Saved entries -
····················

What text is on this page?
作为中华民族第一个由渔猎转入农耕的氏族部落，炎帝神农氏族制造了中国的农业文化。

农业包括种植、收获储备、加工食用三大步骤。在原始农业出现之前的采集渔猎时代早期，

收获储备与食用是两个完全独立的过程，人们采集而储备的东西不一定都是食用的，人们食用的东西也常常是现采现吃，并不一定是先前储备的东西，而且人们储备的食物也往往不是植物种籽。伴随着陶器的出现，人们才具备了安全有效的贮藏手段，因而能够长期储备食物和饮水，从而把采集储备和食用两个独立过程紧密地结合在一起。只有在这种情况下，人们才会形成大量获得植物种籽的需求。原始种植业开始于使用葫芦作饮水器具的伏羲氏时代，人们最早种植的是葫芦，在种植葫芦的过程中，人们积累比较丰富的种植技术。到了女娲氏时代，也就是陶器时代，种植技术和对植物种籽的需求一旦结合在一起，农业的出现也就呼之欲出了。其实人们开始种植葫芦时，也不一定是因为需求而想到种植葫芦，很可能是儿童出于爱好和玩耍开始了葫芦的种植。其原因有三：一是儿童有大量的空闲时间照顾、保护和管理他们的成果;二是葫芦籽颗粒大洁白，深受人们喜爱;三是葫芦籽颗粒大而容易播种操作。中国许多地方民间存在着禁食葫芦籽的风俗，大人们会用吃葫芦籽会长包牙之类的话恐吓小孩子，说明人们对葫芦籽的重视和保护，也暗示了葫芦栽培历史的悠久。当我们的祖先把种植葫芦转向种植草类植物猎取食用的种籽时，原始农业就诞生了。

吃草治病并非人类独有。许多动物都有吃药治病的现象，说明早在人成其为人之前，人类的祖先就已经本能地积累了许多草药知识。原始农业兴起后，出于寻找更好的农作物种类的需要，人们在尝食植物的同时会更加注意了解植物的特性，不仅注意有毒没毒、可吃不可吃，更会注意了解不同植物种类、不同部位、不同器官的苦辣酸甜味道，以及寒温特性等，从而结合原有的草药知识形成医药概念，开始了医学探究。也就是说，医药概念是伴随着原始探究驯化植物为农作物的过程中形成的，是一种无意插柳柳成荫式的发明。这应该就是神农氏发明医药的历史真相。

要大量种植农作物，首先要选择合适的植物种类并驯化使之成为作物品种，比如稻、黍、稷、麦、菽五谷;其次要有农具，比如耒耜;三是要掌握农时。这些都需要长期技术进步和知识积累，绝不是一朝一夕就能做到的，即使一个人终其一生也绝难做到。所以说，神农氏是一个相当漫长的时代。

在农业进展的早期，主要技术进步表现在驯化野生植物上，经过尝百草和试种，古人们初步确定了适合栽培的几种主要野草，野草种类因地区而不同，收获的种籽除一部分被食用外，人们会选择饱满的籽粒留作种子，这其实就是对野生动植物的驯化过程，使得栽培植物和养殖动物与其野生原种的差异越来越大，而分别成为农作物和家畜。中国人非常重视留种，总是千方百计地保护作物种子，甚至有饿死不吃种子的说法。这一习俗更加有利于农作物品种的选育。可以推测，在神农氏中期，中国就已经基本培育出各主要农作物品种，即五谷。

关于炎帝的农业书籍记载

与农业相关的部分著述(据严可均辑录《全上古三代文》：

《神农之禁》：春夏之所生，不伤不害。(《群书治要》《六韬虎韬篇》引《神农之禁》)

····················

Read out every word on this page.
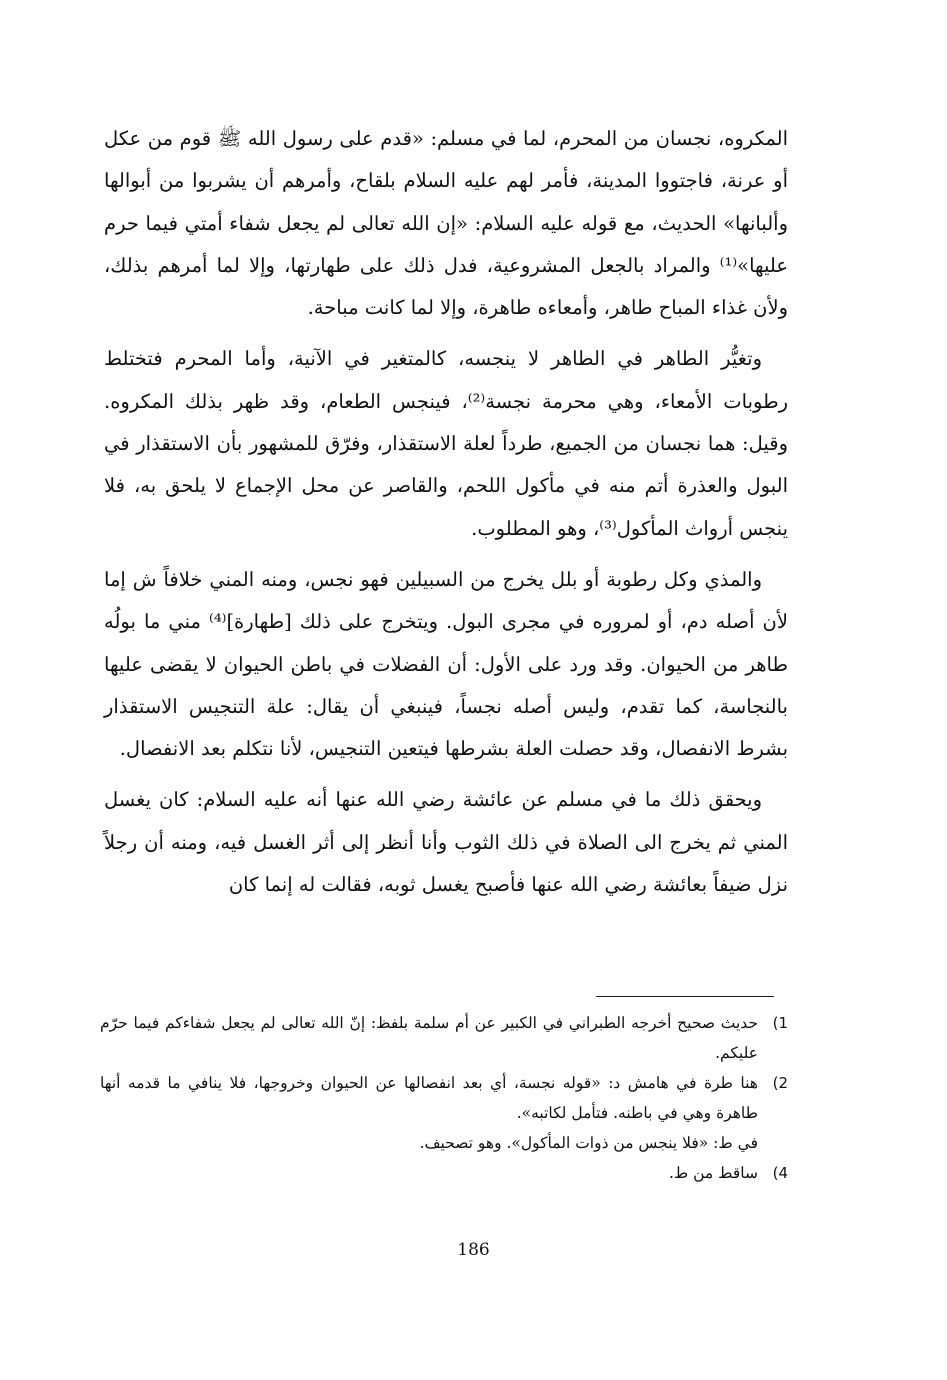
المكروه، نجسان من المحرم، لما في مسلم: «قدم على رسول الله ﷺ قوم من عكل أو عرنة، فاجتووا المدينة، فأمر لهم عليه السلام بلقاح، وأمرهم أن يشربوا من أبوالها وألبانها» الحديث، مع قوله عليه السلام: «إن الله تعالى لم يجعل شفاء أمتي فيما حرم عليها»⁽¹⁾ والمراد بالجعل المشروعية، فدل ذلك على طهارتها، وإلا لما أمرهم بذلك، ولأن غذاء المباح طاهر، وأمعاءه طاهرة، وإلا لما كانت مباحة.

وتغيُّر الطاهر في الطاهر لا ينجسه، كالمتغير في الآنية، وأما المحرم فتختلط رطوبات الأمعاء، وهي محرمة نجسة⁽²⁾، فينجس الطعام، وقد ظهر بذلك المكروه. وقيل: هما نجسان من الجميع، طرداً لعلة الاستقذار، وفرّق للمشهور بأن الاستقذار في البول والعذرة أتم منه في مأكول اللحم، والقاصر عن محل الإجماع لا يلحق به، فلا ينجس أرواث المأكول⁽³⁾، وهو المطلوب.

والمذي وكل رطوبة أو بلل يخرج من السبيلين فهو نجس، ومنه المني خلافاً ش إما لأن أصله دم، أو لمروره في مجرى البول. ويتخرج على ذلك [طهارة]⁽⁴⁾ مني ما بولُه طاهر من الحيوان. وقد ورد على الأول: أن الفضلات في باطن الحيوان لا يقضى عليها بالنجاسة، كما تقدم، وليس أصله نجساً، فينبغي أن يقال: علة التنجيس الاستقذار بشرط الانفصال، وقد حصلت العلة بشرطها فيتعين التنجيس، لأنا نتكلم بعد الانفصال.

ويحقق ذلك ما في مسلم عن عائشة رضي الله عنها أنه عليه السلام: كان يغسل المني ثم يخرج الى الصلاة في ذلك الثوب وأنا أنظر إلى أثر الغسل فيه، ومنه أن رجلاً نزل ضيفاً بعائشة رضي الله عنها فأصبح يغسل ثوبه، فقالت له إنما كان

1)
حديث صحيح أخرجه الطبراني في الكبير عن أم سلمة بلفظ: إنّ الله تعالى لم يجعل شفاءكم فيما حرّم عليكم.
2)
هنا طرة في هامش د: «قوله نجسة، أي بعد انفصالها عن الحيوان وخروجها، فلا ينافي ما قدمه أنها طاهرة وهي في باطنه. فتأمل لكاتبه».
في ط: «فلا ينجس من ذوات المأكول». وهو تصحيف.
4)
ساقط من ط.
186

····················

Exercise goal - Isolate each line of the listing above that includes "فيما". Copy it.

Exercise response -
المكروه، نجسان من المحرم، لما في مسلم: «قدم على رسول الله ﷺ قوم من عكل أو عرنة، فاجتووا المدينة، فأمر لهم عليه السلام بلقاح، وأمرهم أن يشربوا من أبوالها وألبانها» الحديث، مع قوله عليه السلام: «إن الله تعالى لم يجعل شفاء أمتي فيما حرم عليها»⁽¹⁾ والمراد بالجعل المشروعية، فدل ذلك على طهارتها، وإلا لما أمرهم بذلك، ولأن غذاء المباح طاهر، وأمعاءه طاهرة، وإلا لما كانت مباحة.
حديث صحيح أخرجه الطبراني في الكبير عن أم سلمة بلفظ: إنّ الله تعالى لم يجعل شفاءكم فيما حرّم عليكم.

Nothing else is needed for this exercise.